TEXT BLOCK:
Cross-Origin Resource Sharing, or CORS, is an implementation of HTTP requests that allows a server to make exceptions to the "same-origin policy" implemented by web browsers to block cross-site forgery attacks. In short, the same-origin policy blocks HTTP requests for resources from domains other than the website you're currently browsing to ensure would-be hackers can't take advantage of any valid cookies that might be hanging around in your browser's memory at the moment.

A diagram illustrating the same origin security policy where a request made from the same origin as the API will return as expected, but a request made from a different domain will receive a CORS error.

Because the same-origin policy is the default policy within modern browsers, any request made from a resource that doesn't explicitly allow requests from other domains will be blocked. What's confusing is that a CORS error isn't so much a bug in your code, but a setting in the API you're calling.

DATA EXCERPTS:
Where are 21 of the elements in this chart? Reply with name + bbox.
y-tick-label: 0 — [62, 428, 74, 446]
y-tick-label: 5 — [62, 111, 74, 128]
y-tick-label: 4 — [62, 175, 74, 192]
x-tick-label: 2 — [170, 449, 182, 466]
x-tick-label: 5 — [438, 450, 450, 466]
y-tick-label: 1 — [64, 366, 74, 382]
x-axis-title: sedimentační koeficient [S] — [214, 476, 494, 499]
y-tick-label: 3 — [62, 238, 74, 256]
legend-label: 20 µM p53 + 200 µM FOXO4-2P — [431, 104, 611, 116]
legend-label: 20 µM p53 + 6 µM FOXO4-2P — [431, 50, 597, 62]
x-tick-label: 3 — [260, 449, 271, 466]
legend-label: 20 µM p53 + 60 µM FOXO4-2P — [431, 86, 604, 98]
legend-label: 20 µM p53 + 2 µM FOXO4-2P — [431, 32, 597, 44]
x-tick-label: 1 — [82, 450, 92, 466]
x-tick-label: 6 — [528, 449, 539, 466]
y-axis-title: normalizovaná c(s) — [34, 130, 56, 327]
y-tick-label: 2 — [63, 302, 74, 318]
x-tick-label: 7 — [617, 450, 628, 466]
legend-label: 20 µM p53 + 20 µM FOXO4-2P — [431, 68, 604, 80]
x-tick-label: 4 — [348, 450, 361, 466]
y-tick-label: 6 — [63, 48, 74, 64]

TASKS TO PERFORM:
[A] According to the CORS text, which policy is the default within modern browsers?
[B] Please retype the stretch of the CORS text from "A diagram illustrating" through "API you're calling.".
The entries come from a different source than the CORS text.

RESPONSES PER TASK:
[A] The same-origin policy.

[B]
A diagram illustrating the same origin security policy where a request made from the same origin as the API will return as expected, but a request made from a different domain will receive a CORS error.

Because the same-origin policy is the default policy within modern browsers, any request made from a resource that doesn't explicitly allow requests from other domains will be blocked. What's confusing is that a CORS error isn't so much a bug in your code, but a setting in the API you're calling.